• _RECORD LIST_
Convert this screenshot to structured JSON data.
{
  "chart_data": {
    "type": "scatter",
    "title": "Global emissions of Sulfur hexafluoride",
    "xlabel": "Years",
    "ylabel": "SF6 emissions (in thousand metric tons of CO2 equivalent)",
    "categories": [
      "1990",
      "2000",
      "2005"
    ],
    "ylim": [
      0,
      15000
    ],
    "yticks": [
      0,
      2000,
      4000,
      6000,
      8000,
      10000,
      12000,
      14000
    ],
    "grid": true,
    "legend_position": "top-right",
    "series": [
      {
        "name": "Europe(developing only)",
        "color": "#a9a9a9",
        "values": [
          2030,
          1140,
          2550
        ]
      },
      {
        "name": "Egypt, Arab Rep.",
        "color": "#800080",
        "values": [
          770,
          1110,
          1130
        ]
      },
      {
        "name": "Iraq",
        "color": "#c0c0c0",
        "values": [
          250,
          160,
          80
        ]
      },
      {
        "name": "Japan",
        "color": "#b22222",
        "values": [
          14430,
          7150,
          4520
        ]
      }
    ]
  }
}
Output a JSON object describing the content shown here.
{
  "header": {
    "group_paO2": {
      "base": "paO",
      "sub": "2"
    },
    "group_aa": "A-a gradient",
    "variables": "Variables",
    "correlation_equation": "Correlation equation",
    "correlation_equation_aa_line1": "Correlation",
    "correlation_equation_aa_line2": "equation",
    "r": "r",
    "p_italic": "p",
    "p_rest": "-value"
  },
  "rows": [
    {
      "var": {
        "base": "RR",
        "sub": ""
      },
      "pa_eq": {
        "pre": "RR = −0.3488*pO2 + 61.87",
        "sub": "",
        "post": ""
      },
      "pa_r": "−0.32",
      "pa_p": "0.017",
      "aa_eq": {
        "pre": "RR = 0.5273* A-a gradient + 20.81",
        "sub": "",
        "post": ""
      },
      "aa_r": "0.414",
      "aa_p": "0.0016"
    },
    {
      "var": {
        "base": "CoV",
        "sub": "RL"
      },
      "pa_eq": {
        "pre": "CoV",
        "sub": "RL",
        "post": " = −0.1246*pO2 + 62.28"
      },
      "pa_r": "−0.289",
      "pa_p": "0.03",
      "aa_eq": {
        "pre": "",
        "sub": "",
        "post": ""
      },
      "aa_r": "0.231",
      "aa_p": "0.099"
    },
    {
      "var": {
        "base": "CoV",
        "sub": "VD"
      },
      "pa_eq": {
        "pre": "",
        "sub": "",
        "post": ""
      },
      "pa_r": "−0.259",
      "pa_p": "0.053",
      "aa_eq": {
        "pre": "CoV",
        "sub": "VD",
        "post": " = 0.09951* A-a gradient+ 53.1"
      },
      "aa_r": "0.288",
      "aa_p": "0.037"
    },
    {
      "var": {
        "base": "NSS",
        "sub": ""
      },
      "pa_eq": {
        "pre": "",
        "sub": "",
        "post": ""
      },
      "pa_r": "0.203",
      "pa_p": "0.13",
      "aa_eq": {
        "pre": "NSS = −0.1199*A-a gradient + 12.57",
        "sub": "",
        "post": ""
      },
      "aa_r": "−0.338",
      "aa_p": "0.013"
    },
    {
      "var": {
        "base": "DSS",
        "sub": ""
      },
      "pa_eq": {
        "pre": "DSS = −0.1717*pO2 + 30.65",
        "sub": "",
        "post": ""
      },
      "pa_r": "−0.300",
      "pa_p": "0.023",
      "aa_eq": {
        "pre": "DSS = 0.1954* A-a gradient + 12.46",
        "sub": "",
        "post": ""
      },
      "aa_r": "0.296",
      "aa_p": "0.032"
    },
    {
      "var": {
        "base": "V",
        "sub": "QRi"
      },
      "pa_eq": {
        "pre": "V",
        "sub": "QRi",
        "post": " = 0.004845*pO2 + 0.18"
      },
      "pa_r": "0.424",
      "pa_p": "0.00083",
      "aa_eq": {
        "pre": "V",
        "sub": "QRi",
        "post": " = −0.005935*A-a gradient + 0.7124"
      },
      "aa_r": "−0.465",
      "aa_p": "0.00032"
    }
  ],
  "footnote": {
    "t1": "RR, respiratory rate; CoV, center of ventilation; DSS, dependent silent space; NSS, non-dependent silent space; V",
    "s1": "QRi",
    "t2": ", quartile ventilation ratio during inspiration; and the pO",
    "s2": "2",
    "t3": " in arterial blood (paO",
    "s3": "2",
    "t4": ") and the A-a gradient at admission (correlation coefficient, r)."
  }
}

• _OBJECTIVE_
Only lines with the string "emissions" belong in your answer; copy each one.

• _TASK RESPONSE_
    "title": "Global emissions of Sulfur hexafluoride",
    "ylabel": "SF6 emissions (in thousand metric tons of CO2 equivalent)",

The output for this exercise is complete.